- SET PROBLEM
Transcribe the entries below exactly; leave every image out.

- ROWS
START

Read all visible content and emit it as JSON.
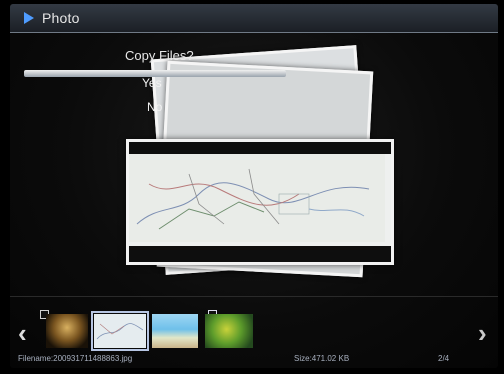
{
  "header": {
    "title": "Photo",
    "icon": "play-arrow-icon",
    "accent": "#4f9cff"
  },
  "dialog": {
    "title": "Copy Files?",
    "options": [
      "Yes",
      "No"
    ],
    "selected": "Yes"
  },
  "thumbnails": [
    {
      "name": "thumbnail-1",
      "marked": true
    },
    {
      "name": "thumbnail-2",
      "selected": true
    },
    {
      "name": "thumbnail-3"
    },
    {
      "name": "thumbnail-4",
      "marked": true
    }
  ],
  "footer": {
    "filename": "Filename:200931711488863.jpg",
    "size": "Size:471.02 KB",
    "page": "2/4"
  },
  "nav": {
    "prev_icon": "chevron-left-icon",
    "next_icon": "chevron-right-icon"
  }
}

END

- RESPONSE BELOW
Read all visible content and emit it as JSON.
{
  "header": {
    "title": "Photo",
    "icon": "play-arrow-icon",
    "accent": "#4f9cff"
  },
  "dialog": {
    "title": "Copy Files?",
    "options": [
      "Yes",
      "No"
    ],
    "selected": "Yes"
  },
  "thumbnails": [
    {
      "name": "thumbnail-1",
      "marked": true
    },
    {
      "name": "thumbnail-2",
      "selected": true
    },
    {
      "name": "thumbnail-3"
    },
    {
      "name": "thumbnail-4",
      "marked": true
    }
  ],
  "footer": {
    "filename": "Filename:200931711488863.jpg",
    "size": "Size:471.02 KB",
    "page": "2/4"
  },
  "nav": {
    "prev_icon": "chevron-left-icon",
    "next_icon": "chevron-right-icon"
  }
}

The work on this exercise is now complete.